Copy out the listing that follows, exactly, without its pictures.

## Data shown

--------

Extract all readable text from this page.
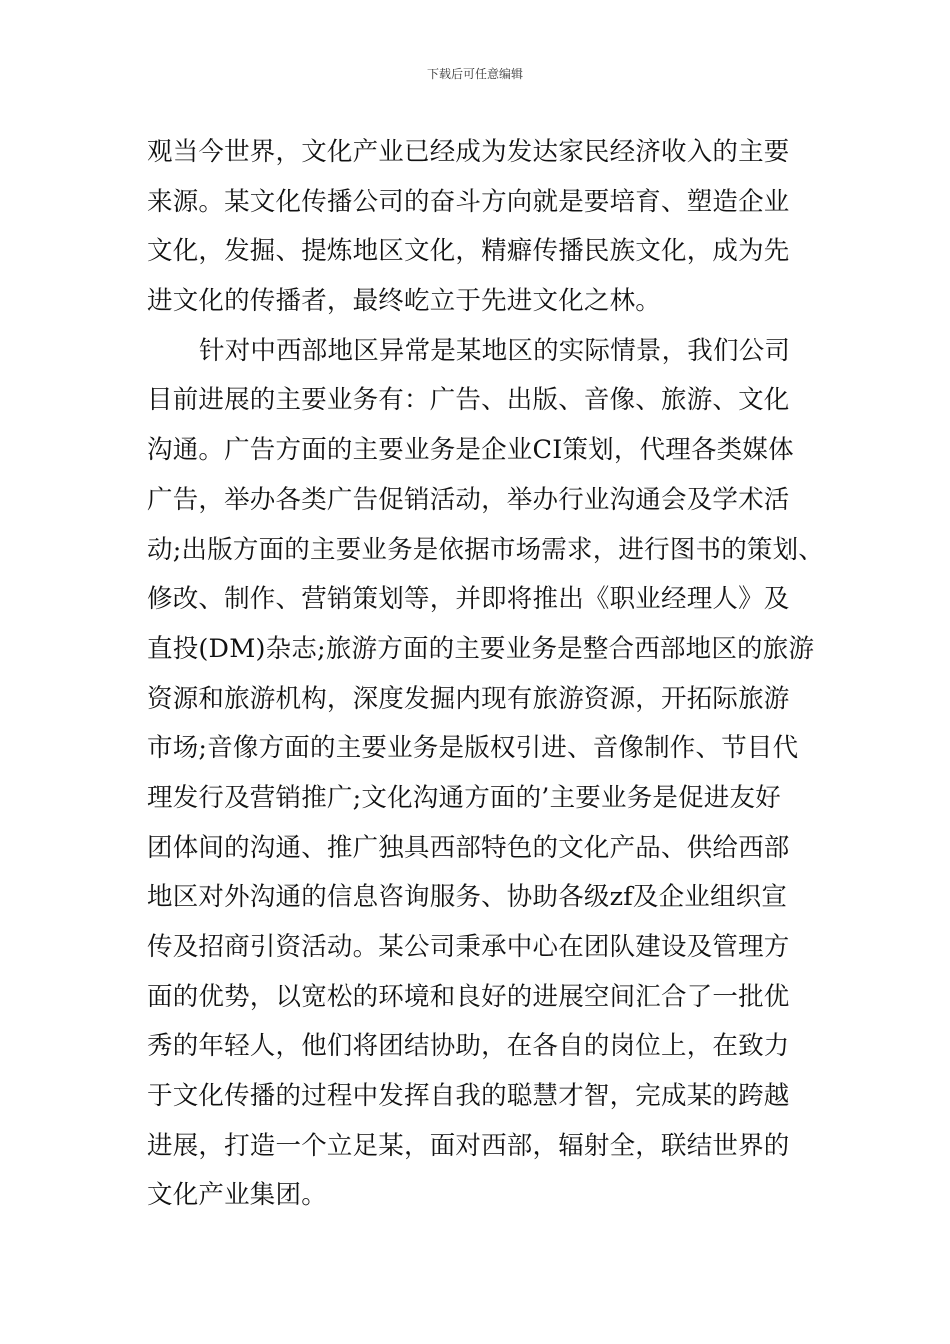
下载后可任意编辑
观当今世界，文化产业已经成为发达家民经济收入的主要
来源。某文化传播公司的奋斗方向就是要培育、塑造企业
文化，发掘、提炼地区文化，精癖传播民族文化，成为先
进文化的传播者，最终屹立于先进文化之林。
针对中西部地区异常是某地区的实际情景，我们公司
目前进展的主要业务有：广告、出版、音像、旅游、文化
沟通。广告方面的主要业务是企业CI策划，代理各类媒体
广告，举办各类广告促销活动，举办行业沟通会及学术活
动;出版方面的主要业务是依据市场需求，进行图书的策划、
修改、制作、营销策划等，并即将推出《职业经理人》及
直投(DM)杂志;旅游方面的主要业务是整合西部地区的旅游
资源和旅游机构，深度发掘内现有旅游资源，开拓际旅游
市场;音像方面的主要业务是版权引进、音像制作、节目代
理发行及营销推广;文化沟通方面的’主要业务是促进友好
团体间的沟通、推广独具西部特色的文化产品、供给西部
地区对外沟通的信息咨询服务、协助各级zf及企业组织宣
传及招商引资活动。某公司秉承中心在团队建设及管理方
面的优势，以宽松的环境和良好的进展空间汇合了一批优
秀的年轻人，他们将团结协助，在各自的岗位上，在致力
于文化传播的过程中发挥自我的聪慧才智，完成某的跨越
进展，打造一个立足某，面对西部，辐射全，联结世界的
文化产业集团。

--------

## Solution
Extract all readable text from this page.
下载后可任意编辑
观当今世界，文化产业已经成为发达家民经济收入的主要
来源。某文化传播公司的奋斗方向就是要培育、塑造企业
文化，发掘、提炼地区文化，精癖传播民族文化，成为先
进文化的传播者，最终屹立于先进文化之林。
针对中西部地区异常是某地区的实际情景，我们公司
目前进展的主要业务有：广告、出版、音像、旅游、文化
沟通。广告方面的主要业务是企业CI策划，代理各类媒体
广告，举办各类广告促销活动，举办行业沟通会及学术活
动;出版方面的主要业务是依据市场需求，进行图书的策划、
修改、制作、营销策划等，并即将推出《职业经理人》及
直投(DM)杂志;旅游方面的主要业务是整合西部地区的旅游
资源和旅游机构，深度发掘内现有旅游资源，开拓际旅游
市场;音像方面的主要业务是版权引进、音像制作、节目代
理发行及营销推广;文化沟通方面的’主要业务是促进友好
团体间的沟通、推广独具西部特色的文化产品、供给西部
地区对外沟通的信息咨询服务、协助各级zf及企业组织宣
传及招商引资活动。某公司秉承中心在团队建设及管理方
面的优势，以宽松的环境和良好的进展空间汇合了一批优
秀的年轻人，他们将团结协助，在各自的岗位上，在致力
于文化传播的过程中发挥自我的聪慧才智，完成某的跨越
进展，打造一个立足某，面对西部，辐射全，联结世界的
文化产业集团。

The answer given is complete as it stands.